# Stored data
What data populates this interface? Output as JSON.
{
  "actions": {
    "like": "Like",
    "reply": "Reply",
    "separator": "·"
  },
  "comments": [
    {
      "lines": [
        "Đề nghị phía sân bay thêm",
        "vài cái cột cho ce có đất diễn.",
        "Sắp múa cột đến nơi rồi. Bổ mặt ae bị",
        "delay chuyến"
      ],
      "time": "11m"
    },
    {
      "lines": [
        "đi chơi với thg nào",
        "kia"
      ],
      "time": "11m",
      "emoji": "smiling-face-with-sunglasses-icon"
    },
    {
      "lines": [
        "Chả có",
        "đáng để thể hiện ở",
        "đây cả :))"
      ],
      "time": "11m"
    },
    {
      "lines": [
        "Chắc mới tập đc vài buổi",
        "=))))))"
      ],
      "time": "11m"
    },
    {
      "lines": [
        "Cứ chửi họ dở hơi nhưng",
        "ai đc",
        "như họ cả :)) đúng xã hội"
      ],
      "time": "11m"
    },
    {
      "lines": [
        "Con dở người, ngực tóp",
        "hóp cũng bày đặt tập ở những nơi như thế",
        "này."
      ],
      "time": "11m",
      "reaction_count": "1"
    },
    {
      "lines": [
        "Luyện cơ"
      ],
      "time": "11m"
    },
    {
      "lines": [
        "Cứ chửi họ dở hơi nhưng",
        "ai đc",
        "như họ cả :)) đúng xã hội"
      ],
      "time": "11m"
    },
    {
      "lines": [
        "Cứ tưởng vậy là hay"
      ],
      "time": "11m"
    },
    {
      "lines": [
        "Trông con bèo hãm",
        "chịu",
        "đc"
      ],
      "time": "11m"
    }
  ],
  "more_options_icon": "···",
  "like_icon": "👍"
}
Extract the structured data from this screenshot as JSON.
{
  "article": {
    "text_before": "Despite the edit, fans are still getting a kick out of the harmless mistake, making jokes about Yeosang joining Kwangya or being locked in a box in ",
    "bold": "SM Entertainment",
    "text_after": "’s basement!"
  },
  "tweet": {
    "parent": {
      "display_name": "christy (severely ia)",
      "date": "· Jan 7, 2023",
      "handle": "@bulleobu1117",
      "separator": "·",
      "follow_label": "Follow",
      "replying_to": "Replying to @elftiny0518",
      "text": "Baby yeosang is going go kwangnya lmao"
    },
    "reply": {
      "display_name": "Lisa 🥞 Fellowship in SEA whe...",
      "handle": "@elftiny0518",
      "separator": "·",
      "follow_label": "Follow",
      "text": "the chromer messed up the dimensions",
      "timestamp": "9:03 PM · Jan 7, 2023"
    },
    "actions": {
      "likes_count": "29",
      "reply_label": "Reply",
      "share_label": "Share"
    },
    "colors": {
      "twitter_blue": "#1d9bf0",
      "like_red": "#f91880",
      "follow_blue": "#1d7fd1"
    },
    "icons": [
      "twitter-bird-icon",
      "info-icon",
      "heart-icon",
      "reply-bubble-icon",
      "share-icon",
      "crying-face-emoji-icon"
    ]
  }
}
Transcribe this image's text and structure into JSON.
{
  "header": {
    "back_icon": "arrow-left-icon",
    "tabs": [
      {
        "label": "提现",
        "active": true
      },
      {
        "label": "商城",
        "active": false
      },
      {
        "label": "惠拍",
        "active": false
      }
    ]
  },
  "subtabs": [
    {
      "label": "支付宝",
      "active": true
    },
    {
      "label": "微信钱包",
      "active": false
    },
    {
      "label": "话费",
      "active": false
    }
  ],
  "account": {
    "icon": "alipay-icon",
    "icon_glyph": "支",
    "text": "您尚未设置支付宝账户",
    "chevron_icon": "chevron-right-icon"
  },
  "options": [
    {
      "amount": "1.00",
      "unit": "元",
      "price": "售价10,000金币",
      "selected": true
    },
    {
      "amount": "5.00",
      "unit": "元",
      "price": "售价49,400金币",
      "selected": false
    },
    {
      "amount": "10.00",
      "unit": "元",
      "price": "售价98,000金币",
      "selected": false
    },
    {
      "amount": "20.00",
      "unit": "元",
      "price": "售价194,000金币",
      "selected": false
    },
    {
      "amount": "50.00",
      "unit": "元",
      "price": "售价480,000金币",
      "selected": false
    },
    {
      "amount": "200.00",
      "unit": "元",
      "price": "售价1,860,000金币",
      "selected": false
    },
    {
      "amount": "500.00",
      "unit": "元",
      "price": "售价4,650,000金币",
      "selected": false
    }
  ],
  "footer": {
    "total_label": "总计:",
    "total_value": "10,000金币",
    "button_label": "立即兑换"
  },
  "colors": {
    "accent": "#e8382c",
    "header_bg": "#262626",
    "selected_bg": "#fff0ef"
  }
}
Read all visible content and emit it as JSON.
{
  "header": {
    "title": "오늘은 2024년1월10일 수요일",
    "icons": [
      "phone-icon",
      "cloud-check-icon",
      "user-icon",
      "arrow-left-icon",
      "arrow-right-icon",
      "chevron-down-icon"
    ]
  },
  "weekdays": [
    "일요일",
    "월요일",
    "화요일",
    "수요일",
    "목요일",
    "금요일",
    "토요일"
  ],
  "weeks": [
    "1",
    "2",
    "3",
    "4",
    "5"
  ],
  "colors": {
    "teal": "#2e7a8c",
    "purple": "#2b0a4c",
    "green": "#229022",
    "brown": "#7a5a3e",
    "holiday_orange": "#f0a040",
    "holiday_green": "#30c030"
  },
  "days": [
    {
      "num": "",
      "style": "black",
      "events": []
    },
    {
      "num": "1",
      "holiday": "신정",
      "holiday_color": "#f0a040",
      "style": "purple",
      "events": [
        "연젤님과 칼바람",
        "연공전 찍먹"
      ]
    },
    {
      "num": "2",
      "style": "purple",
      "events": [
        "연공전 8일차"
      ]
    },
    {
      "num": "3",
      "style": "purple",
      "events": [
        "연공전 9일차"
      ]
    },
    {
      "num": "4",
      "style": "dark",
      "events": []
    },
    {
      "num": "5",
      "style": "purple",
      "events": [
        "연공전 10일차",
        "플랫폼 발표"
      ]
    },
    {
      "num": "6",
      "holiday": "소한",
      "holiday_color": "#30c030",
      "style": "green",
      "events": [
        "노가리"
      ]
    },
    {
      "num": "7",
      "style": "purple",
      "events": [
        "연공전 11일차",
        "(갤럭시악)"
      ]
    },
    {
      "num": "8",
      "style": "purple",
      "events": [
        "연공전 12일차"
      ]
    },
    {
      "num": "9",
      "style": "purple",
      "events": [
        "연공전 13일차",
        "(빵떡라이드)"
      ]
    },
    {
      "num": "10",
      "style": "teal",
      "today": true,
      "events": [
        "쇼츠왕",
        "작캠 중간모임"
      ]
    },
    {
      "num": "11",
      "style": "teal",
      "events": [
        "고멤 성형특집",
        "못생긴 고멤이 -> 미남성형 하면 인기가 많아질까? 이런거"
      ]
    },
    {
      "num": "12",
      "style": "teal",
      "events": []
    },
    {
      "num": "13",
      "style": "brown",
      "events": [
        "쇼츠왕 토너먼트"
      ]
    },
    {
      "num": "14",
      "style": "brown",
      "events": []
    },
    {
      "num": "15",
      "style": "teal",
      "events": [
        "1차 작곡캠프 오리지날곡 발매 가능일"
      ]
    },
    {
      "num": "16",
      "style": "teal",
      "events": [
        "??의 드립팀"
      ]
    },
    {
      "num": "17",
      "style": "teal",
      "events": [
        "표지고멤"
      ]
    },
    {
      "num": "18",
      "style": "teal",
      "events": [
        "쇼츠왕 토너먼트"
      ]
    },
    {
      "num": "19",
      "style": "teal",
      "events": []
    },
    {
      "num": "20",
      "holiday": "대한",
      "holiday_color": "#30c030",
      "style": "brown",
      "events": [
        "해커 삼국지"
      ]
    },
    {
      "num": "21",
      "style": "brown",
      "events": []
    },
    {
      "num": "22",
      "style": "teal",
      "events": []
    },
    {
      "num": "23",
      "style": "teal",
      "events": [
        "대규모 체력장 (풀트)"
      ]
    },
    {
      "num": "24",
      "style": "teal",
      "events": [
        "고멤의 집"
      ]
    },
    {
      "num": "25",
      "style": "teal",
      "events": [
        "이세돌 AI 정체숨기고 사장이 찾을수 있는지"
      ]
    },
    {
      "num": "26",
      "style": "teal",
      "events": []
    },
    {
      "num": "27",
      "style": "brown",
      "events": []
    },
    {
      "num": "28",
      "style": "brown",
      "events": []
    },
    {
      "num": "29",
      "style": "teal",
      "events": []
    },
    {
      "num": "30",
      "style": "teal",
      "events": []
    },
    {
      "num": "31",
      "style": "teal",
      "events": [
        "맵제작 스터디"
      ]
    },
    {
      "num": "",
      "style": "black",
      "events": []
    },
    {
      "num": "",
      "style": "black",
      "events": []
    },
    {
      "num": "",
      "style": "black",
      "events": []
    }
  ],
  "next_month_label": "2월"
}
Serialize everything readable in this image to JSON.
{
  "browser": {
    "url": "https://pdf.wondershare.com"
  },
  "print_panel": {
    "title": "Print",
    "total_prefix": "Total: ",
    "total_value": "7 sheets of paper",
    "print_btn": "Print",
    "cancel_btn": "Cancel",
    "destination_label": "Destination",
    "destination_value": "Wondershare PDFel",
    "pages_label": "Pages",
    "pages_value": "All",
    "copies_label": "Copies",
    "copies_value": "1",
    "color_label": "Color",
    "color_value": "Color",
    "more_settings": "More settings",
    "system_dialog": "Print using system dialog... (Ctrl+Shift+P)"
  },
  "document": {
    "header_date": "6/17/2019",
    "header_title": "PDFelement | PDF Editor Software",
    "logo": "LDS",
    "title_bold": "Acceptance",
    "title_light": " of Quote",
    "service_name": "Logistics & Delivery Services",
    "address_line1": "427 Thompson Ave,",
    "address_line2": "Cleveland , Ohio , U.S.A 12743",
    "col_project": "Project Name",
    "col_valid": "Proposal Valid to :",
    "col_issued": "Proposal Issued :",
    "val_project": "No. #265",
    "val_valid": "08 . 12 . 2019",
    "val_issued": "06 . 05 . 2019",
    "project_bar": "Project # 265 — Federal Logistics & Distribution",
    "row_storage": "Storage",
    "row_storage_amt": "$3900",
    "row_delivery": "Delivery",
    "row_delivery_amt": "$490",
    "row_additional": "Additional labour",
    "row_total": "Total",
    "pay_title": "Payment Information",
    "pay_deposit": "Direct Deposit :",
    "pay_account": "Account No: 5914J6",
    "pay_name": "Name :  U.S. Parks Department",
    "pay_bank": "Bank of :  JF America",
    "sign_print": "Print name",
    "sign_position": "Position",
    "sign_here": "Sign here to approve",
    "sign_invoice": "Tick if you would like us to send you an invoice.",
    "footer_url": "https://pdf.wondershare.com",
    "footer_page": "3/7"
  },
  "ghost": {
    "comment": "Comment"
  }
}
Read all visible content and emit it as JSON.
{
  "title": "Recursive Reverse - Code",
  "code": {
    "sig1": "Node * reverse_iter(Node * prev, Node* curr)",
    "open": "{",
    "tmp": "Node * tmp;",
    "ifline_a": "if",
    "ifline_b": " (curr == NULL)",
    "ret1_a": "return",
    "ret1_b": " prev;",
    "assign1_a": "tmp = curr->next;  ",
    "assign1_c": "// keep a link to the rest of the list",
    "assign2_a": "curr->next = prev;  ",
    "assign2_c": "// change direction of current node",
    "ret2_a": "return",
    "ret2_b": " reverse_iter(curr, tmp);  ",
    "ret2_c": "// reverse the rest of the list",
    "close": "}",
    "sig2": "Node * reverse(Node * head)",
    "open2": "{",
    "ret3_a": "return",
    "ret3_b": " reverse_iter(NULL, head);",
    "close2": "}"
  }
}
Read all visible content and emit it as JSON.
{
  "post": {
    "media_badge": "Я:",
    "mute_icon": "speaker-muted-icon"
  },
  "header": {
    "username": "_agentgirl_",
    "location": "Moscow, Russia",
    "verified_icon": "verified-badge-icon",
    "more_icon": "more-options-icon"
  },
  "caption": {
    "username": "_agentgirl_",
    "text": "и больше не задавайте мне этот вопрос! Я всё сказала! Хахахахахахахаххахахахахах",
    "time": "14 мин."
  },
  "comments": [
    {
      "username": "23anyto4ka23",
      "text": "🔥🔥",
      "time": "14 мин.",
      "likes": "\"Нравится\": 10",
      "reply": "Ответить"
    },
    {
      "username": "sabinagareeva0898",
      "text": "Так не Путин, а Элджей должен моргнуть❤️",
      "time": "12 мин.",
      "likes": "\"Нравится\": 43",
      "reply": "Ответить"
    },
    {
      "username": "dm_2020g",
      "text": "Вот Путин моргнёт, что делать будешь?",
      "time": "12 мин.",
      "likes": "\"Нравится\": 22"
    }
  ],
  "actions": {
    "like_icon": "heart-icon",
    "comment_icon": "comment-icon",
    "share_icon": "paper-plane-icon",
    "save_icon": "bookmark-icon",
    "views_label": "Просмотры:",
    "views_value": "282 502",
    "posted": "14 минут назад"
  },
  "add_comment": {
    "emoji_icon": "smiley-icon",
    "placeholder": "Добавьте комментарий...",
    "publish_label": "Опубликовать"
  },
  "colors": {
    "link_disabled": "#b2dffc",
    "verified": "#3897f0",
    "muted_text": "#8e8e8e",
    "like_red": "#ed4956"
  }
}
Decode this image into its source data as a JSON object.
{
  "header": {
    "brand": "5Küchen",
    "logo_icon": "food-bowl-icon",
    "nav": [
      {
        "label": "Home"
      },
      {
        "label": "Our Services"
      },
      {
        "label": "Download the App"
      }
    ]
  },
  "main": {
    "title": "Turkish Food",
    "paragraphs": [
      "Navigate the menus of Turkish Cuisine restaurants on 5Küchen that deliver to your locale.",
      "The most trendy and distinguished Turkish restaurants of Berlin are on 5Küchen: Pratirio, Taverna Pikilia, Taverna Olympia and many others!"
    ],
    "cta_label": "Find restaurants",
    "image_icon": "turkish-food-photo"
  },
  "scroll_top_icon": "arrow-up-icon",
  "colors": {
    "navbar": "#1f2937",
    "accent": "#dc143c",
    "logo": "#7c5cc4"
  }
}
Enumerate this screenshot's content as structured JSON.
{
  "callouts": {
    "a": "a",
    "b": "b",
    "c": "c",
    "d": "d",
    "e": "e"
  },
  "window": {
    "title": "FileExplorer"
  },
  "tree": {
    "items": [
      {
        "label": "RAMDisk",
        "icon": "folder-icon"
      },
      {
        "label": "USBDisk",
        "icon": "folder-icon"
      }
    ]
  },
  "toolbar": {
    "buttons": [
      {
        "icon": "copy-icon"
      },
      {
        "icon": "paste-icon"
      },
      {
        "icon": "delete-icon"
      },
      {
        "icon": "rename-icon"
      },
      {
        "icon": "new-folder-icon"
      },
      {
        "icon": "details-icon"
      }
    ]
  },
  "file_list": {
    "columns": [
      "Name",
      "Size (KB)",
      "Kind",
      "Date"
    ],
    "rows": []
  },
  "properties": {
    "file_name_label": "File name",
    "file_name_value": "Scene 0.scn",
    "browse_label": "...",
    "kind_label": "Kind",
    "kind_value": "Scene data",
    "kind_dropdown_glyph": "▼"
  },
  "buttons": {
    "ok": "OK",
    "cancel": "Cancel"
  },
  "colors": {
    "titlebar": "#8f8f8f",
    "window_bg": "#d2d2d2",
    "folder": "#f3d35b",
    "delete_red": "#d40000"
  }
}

# INSTRUCTIONS TO FOLLOW
Filter the data for the string "right" and copy every line that has it.

# WRITTEN ANSWER
    "chevron_icon": "chevron-right-icon"
      "arrow-right-icon",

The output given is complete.